Tasks for this exercise
A – In the compositions documentation, what does the config: block in a composition node do?
B – Duplicate the compositions documentation from "Using a composition" up to and including "this specific invocation.".

--- Start Given text ---

Compositions
Compositions are reusable pipeline fragments that can be imported into multiple pipelines. They encapsulate common transform patterns – date derivations, address normalization, currency conversion – into self-contained, testable units.
Using a composition
A composition node in your pipeline references an external .comp.yaml file:
- type: composition
name: fiscal_dates
input: invoices
use: "./compositions/fiscal_date.comp.yaml"
config:
start_month: 4
The use: field points to the composition definition file. The config: block passes parameters that customize the composition’s behavior for this specific invocation.
Composition definition file
A .comp.yaml file declares the composition’s interface – what fields it requires from upstream and what fields it produces:
# compositions/fiscal_date.comp.yaml
composition:
name: fiscal_date
description: "Derive fiscal year, quarter, and period from a date field"
requires:
- { name: invoice_date, type: date }
produces:
- { name: fiscal_year, type: int }
- { name: fiscal_quarter, type: string }
- { name: fiscal_period, type: int }
params:
- name: start_month
type: int
default: 1
description: "First month of the fiscal year (1-12)"

--- End Given text ---
--- Start Information provided ---

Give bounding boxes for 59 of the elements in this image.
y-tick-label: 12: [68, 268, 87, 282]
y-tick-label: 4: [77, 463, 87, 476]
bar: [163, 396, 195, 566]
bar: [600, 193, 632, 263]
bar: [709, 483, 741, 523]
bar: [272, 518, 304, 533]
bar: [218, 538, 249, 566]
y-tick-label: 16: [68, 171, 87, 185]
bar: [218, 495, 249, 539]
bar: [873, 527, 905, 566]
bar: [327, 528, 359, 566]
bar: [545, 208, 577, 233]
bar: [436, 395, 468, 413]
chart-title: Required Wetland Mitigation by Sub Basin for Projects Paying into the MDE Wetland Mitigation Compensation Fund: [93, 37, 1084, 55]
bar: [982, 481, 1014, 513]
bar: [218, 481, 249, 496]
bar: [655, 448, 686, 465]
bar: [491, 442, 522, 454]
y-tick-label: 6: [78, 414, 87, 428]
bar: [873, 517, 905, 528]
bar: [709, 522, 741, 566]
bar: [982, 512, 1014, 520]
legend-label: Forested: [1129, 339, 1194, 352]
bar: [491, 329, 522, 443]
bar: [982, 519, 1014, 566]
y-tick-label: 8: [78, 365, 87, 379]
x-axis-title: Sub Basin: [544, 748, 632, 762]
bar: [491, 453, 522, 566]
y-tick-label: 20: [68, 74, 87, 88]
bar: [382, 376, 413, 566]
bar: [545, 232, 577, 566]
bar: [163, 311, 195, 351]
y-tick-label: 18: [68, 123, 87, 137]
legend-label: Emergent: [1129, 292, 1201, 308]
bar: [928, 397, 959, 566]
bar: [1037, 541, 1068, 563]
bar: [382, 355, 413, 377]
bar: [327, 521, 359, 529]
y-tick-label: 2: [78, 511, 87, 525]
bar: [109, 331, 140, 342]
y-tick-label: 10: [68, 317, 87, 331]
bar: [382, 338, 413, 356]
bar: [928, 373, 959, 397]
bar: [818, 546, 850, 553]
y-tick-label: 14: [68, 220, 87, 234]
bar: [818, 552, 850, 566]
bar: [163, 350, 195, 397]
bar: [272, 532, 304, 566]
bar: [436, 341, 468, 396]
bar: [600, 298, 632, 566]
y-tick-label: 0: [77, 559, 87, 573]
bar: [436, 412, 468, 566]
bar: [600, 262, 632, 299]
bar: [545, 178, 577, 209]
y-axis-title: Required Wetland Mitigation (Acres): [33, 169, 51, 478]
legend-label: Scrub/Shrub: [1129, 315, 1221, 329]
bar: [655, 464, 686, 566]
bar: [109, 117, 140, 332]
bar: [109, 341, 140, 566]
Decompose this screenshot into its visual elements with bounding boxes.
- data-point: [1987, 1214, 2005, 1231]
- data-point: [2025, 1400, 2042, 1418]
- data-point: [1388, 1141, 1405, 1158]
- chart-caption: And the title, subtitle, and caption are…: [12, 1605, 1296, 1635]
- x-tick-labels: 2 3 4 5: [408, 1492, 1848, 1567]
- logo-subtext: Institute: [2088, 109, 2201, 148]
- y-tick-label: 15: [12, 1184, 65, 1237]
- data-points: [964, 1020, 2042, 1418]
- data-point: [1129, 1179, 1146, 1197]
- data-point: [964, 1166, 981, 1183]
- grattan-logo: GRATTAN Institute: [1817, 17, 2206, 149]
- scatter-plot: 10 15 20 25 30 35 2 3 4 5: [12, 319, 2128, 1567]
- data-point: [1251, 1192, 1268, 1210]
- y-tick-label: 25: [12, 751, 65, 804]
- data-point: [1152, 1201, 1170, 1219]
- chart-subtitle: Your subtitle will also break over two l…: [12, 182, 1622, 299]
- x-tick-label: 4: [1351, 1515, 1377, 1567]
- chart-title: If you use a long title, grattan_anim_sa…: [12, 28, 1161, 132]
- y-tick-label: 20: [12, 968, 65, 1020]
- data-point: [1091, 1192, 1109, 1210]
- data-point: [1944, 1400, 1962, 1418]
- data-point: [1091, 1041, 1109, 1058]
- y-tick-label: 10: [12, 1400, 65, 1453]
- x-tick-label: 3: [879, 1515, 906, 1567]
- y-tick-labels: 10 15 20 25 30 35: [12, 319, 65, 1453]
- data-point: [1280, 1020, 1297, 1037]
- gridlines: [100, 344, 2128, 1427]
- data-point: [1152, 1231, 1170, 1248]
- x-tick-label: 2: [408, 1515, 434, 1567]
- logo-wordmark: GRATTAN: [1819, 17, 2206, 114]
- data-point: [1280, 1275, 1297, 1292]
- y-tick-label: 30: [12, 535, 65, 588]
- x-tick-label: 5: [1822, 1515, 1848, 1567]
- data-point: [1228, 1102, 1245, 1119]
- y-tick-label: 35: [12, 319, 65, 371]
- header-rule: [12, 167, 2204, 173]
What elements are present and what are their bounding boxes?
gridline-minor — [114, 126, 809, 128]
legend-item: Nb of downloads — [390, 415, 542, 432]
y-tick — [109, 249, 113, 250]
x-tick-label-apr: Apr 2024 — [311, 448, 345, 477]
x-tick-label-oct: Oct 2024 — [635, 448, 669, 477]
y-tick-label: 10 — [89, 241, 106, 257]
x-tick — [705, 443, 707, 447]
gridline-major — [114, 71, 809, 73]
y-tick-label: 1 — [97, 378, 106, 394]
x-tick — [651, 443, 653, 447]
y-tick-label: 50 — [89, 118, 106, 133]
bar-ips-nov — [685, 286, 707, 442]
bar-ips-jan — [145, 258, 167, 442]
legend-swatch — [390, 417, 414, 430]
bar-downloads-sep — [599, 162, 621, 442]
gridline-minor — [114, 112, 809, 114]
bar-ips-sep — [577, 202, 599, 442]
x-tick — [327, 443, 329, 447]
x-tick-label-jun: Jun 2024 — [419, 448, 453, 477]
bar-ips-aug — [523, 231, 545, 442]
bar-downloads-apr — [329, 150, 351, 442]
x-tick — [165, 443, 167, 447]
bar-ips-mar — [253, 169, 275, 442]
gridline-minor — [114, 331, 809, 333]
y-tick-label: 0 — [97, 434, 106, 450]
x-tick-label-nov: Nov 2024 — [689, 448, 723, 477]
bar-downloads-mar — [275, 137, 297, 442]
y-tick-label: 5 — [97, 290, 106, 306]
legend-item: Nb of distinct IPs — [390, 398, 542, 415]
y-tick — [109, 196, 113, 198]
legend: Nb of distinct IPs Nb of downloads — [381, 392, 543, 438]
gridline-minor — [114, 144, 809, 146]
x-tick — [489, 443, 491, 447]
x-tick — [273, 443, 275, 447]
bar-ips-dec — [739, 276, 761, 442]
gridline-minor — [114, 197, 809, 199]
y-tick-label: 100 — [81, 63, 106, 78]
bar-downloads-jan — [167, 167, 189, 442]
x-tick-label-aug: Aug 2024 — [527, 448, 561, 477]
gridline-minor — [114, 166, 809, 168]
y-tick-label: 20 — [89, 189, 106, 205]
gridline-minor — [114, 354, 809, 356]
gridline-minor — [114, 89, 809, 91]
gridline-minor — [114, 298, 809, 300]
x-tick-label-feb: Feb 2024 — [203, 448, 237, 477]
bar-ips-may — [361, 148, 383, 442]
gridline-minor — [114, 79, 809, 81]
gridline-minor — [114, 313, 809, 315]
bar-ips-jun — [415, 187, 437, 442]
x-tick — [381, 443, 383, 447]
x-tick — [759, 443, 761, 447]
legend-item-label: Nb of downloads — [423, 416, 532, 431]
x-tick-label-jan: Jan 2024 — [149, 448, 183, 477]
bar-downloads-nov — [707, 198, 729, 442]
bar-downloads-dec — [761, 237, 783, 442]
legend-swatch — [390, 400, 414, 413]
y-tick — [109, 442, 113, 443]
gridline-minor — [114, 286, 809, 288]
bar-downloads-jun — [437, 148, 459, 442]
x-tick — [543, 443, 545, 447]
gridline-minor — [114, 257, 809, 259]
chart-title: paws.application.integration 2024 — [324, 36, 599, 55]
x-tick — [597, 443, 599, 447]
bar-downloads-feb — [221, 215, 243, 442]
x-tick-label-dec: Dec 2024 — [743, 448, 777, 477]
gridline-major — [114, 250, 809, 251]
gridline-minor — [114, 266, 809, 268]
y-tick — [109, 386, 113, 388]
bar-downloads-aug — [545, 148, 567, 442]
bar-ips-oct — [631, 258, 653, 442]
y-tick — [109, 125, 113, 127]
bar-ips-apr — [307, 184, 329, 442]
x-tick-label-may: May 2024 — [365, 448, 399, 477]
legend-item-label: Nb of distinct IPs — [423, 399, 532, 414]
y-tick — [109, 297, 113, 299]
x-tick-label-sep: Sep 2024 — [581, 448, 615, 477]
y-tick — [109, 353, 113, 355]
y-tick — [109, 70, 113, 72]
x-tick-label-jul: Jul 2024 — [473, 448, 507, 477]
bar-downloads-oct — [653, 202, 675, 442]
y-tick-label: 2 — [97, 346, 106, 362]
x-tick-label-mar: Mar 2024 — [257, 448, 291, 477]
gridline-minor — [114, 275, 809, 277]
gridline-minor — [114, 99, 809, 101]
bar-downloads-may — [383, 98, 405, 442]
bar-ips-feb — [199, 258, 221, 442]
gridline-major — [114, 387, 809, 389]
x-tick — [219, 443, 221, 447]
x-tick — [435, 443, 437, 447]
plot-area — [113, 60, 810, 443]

--- End Information provided ---

Worked answers
A – The config: block passes parameters that customize the composition's behavior for that specific invocation. In the example, it sets start_month to 4 for the fiscal_dates node. That parameter is declared in the definition file with a default of 1.

B –
Using a composition
A composition node in your pipeline references an external .comp.yaml file:
- type: composition
name: fiscal_dates
input: invoices
use: "./compositions/fiscal_date.comp.yaml"
config:
start_month: 4
The use: field points to the composition definition file. The config: block passes parameters that customize the composition’s behavior for this specific invocation.